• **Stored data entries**
===============

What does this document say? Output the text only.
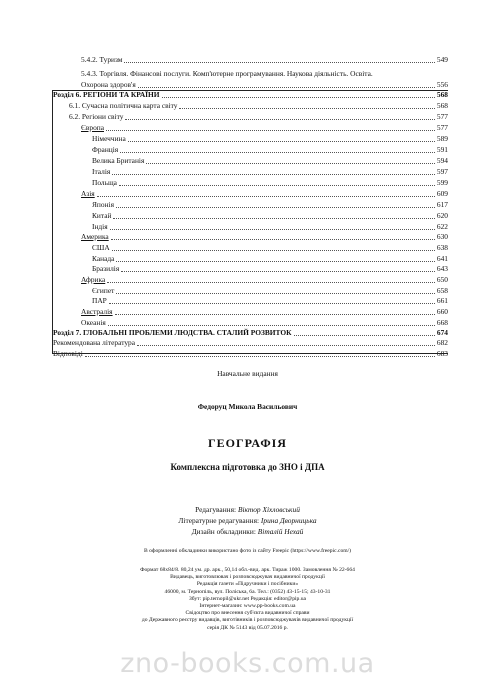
5.4.2. Туризм	549
5.4.3. Торгівля. Фінансові послуги. Комп'ютерне програмування. Наукова діяльність. Освіта.
Охорона здоров'я	556
Розділ 6. РЕГІОНИ ТА КРАЇНИ	568
6.1. Сучасна політична карта світу	568
6.2. Регіони світу	577
Європа	577
Німеччина	589
Франція	591
Велика Британія	594
Італія	597
Польща	599
Азія	609
Японія	617
Китай	620
Індія	622
Америка	630
США	638
Канада	641
Бразилія	643
Африка	650
Єгипет	658
ПАР	661
Австралія	660
Океанія	668
Розділ 7. ГЛОБАЛЬНІ ПРОБЛЕМИ ЛЮДСТВА. СТАЛИЙ РОЗВИТОК	674
Рекомендована література	682
Відповіді	683
Навчальне видання
Федоруц Микола Васильович
ГЕОГРАФІЯ
Комплексна підготовка до ЗНО і ДПА
Редагування: Віктор Хіхловський
Літературне редагування: Ірина Дворницька
Дизайн обкладинки: Віталій Нехай
В оформленні обкладинки використано фото із сайту Freepic (https://www.freepic.com/)
Формат 68х84/8. 80,24 ум. др. арк., 50,14 обл.-вид. арк. Тираж 1000. Замовлення № 22-664
Видавець, виготовлювач і розповсюджувач видавничої продукції
Редакція газети «Підручники і посібники»
46000, м. Тернопіль, вул. Поліська, 6а. Тел.: (0352) 43-15-15; 43-10-31
Збут: pip.ternopil@ukr.net Редакція: editor@pip.ua
Інтернет-магазин: www.pp-books.com.ua
Свідоцтво про внесення суб'єкта видавничої справи
до Державного реєстру видавців, виготівників і розповсюджувачів видавничої продукції
серія ДК № 5143 від 05.07.2016 р.
zno-books.com.ua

===============

• **Given task**
Skip the images and write out the rest of the listing exactly.

• **Complete answer**
What does this document say? Output the text only.
5.4.2. Туризм	549
5.4.3. Торгівля. Фінансові послуги. Комп'ютерне програмування. Наукова діяльність. Освіта.
Охорона здоров'я	556
Розділ 6. РЕГІОНИ ТА КРАЇНИ	568
6.1. Сучасна політична карта світу	568
6.2. Регіони світу	577
Європа	577
Німеччина	589
Франція	591
Велика Британія	594
Італія	597
Польща	599
Азія	609
Японія	617
Китай	620
Індія	622
Америка	630
США	638
Канада	641
Бразилія	643
Африка	650
Єгипет	658
ПАР	661
Австралія	660
Океанія	668
Розділ 7. ГЛОБАЛЬНІ ПРОБЛЕМИ ЛЮДСТВА. СТАЛИЙ РОЗВИТОК	674
Рекомендована література	682
Відповіді	683
Навчальне видання
Федоруц Микола Васильович
ГЕОГРАФІЯ
Комплексна підготовка до ЗНО і ДПА
Редагування: Віктор Хіхловський
Літературне редагування: Ірина Дворницька
Дизайн обкладинки: Віталій Нехай
В оформленні обкладинки використано фото із сайту Freepic (https://www.freepic.com/)
Формат 68х84/8. 80,24 ум. др. арк., 50,14 обл.-вид. арк. Тираж 1000. Замовлення № 22-664
Видавець, виготовлювач і розповсюджувач видавничої продукції
Редакція газети «Підручники і посібники»
46000, м. Тернопіль, вул. Поліська, 6а. Тел.: (0352) 43-15-15; 43-10-31
Збут: pip.ternopil@ukr.net Редакція: editor@pip.ua
Інтернет-магазин: www.pp-books.com.ua
Свідоцтво про внесення суб'єкта видавничої справи
до Державного реєстру видавців, виготівників і розповсюджувачів видавничої продукції
серія ДК № 5143 від 05.07.2016 р.
zno-books.com.ua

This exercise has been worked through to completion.